* [Goal of the exercise]: Can you transcribe every record below exactly as it appears?

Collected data
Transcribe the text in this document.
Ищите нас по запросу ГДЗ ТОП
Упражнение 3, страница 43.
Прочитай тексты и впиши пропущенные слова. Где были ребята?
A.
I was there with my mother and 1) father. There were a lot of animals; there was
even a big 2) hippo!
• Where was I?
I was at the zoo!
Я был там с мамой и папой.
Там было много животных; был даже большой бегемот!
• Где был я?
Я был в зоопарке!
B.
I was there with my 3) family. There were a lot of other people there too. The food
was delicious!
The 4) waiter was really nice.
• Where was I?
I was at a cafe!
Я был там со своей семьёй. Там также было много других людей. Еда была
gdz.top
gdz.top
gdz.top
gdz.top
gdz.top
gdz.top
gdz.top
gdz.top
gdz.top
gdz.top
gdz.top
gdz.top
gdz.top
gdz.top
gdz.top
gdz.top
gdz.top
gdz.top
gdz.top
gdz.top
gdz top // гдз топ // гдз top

* [Finished task]:
Transcribe the text in this document.
Ищите нас по запросу ГДЗ ТОП
Упражнение 3, страница 43.
Прочитай тексты и впиши пропущенные слова. Где были ребята?
A.
I was there with my mother and 1) father. There were a lot of animals; there was
even a big 2) hippo!
• Where was I?
I was at the zoo!
Я был там с мамой и папой.
Там было много животных; был даже большой бегемот!
• Где был я?
Я был в зоопарке!
B.
I was there with my 3) family. There were a lot of other people there too. The food
was delicious!
The 4) waiter was really nice.
• Where was I?
I was at a cafe!
Я был там со своей семьёй. Там также было много других людей. Еда была
gdz.top
gdz.top
gdz.top
gdz.top
gdz.top
gdz.top
gdz.top
gdz.top
gdz.top
gdz.top
gdz.top
gdz.top
gdz.top
gdz.top
gdz.top
gdz.top
gdz.top
gdz.top
gdz.top
gdz.top
gdz top // гдз топ // гдз top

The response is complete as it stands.